►
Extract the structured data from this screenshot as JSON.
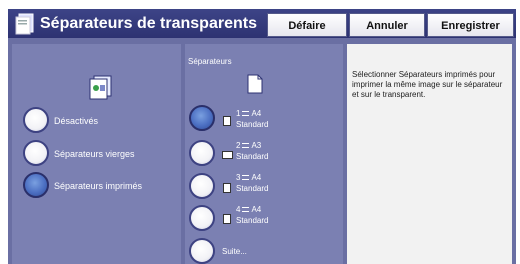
{
  "header": {
    "title": "Séparateurs de transparents",
    "title_icon": "transparency-separators-icon",
    "buttons": {
      "defaire": "Défaire",
      "annuler": "Annuler",
      "enregistrer": "Enregistrer"
    }
  },
  "left": {
    "icon": "printed-separators-icon",
    "options": [
      {
        "label": "Désactivés",
        "selected": false
      },
      {
        "label": "Séparateurs vierges",
        "selected": false
      },
      {
        "label": "Séparateurs imprimés",
        "selected": true
      }
    ]
  },
  "middle": {
    "group_label": "Séparateurs",
    "icon": "document-icon",
    "separators": [
      {
        "tray": "1",
        "size": "A4",
        "type": "Standard",
        "selected": true
      },
      {
        "tray": "2",
        "size": "A3",
        "type": "Standard",
        "selected": false
      },
      {
        "tray": "3",
        "size": "A4",
        "type": "Standard",
        "selected": false
      },
      {
        "tray": "4",
        "size": "A4",
        "type": "Standard",
        "selected": false
      }
    ],
    "more_label": "Suite..."
  },
  "help": {
    "text": "Sélectionner Séparateurs imprimés pour imprimer la même image sur le séparateur et sur le transparent."
  },
  "colors": {
    "header_bg": "#2d3272",
    "panel_bg": "#7b80b2",
    "help_bg": "#f2f2f2",
    "selected_radio": "#4c6fc2"
  }
}
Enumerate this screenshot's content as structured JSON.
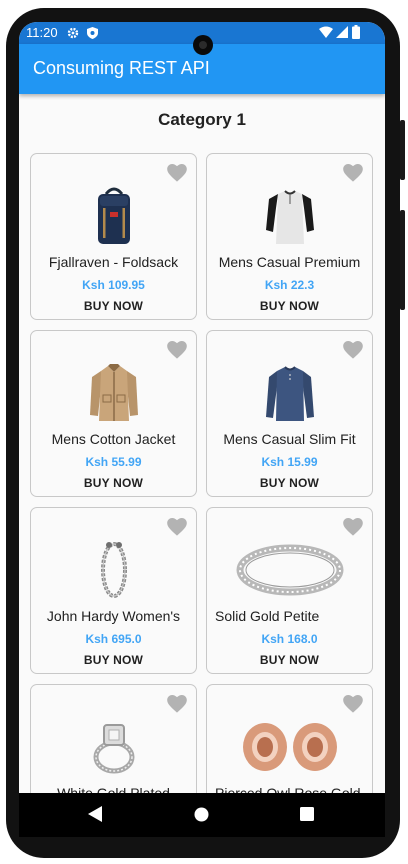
{
  "status_bar": {
    "time": "11:20",
    "icons": [
      "gear-icon",
      "shield-icon",
      "wifi-icon",
      "signal-icon",
      "battery-icon"
    ]
  },
  "app_bar": {
    "title": "Consuming REST API",
    "color": "#2196f3"
  },
  "section": {
    "title": "Category 1"
  },
  "products": [
    {
      "name": "Fjallraven - Foldsack",
      "price": "Ksh 109.95",
      "buy": "BUY NOW",
      "icon": "backpack"
    },
    {
      "name": "Mens Casual Premium",
      "price": "Ksh 22.3",
      "buy": "BUY NOW",
      "icon": "tshirt"
    },
    {
      "name": "Mens Cotton Jacket",
      "price": "Ksh 55.99",
      "buy": "BUY NOW",
      "icon": "jacket"
    },
    {
      "name": "Mens Casual Slim Fit",
      "price": "Ksh 15.99",
      "buy": "BUY NOW",
      "icon": "longsleeve"
    },
    {
      "name": "John Hardy Women's",
      "price": "Ksh 695.0",
      "buy": "BUY NOW",
      "icon": "bracelet"
    },
    {
      "name": "Solid Gold Petite",
      "price": "Ksh 168.0",
      "buy": "BUY NOW",
      "icon": "ring"
    },
    {
      "name": "White Gold Plated",
      "price": "",
      "buy": "",
      "icon": "diamond-ring"
    },
    {
      "name": "Pierced Owl Rose Gold",
      "price": "",
      "buy": "",
      "icon": "plugs"
    }
  ],
  "colors": {
    "price": "#42a5f5",
    "heart": "#b3b3b3",
    "status_bar": "#1976d2"
  },
  "nav_bar": {
    "buttons": [
      "back-icon",
      "home-icon",
      "recents-icon"
    ]
  }
}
◄
#### [TASK]
Could you repeat all of the material exactly? Pictures should not be copied.

#### [RESULT OF THE EXERCISE]
Extract the structured data from this screenshot as JSON.
{
  "header": {
    "title": "Séparateurs de transparents",
    "title_icon": "transparency-separators-icon",
    "buttons": {
      "defaire": "Défaire",
      "annuler": "Annuler",
      "enregistrer": "Enregistrer"
    }
  },
  "left": {
    "icon": "printed-separators-icon",
    "options": [
      {
        "label": "Désactivés",
        "selected": false
      },
      {
        "label": "Séparateurs vierges",
        "selected": false
      },
      {
        "label": "Séparateurs imprimés",
        "selected": true
      }
    ]
  },
  "middle": {
    "group_label": "Séparateurs",
    "icon": "document-icon",
    "separators": [
      {
        "tray": "1",
        "size": "A4",
        "type": "Standard",
        "selected": true
      },
      {
        "tray": "2",
        "size": "A3",
        "type": "Standard",
        "selected": false
      },
      {
        "tray": "3",
        "size": "A4",
        "type": "Standard",
        "selected": false
      },
      {
        "tray": "4",
        "size": "A4",
        "type": "Standard",
        "selected": false
      }
    ],
    "more_label": "Suite..."
  },
  "help": {
    "text": "Sélectionner Séparateurs imprimés pour imprimer la même image sur le séparateur et sur le transparent."
  },
  "colors": {
    "header_bg": "#2d3272",
    "panel_bg": "#7b80b2",
    "help_bg": "#f2f2f2",
    "selected_radio": "#4c6fc2"
  }
}
Enumerate this screenshot's content as structured JSON.
{
  "status_bar": {
    "time": "11:20",
    "icons": [
      "gear-icon",
      "shield-icon",
      "wifi-icon",
      "signal-icon",
      "battery-icon"
    ]
  },
  "app_bar": {
    "title": "Consuming REST API",
    "color": "#2196f3"
  },
  "section": {
    "title": "Category 1"
  },
  "products": [
    {
      "name": "Fjallraven - Foldsack",
      "price": "Ksh 109.95",
      "buy": "BUY NOW",
      "icon": "backpack"
    },
    {
      "name": "Mens Casual Premium",
      "price": "Ksh 22.3",
      "buy": "BUY NOW",
      "icon": "tshirt"
    },
    {
      "name": "Mens Cotton Jacket",
      "price": "Ksh 55.99",
      "buy": "BUY NOW",
      "icon": "jacket"
    },
    {
      "name": "Mens Casual Slim Fit",
      "price": "Ksh 15.99",
      "buy": "BUY NOW",
      "icon": "longsleeve"
    },
    {
      "name": "John Hardy Women's",
      "price": "Ksh 695.0",
      "buy": "BUY NOW",
      "icon": "bracelet"
    },
    {
      "name": "Solid Gold Petite",
      "price": "Ksh 168.0",
      "buy": "BUY NOW",
      "icon": "ring"
    },
    {
      "name": "White Gold Plated",
      "price": "",
      "buy": "",
      "icon": "diamond-ring"
    },
    {
      "name": "Pierced Owl Rose Gold",
      "price": "",
      "buy": "",
      "icon": "plugs"
    }
  ],
  "colors": {
    "price": "#42a5f5",
    "heart": "#b3b3b3",
    "status_bar": "#1976d2"
  },
  "nav_bar": {
    "buttons": [
      "back-icon",
      "home-icon",
      "recents-icon"
    ]
  }
}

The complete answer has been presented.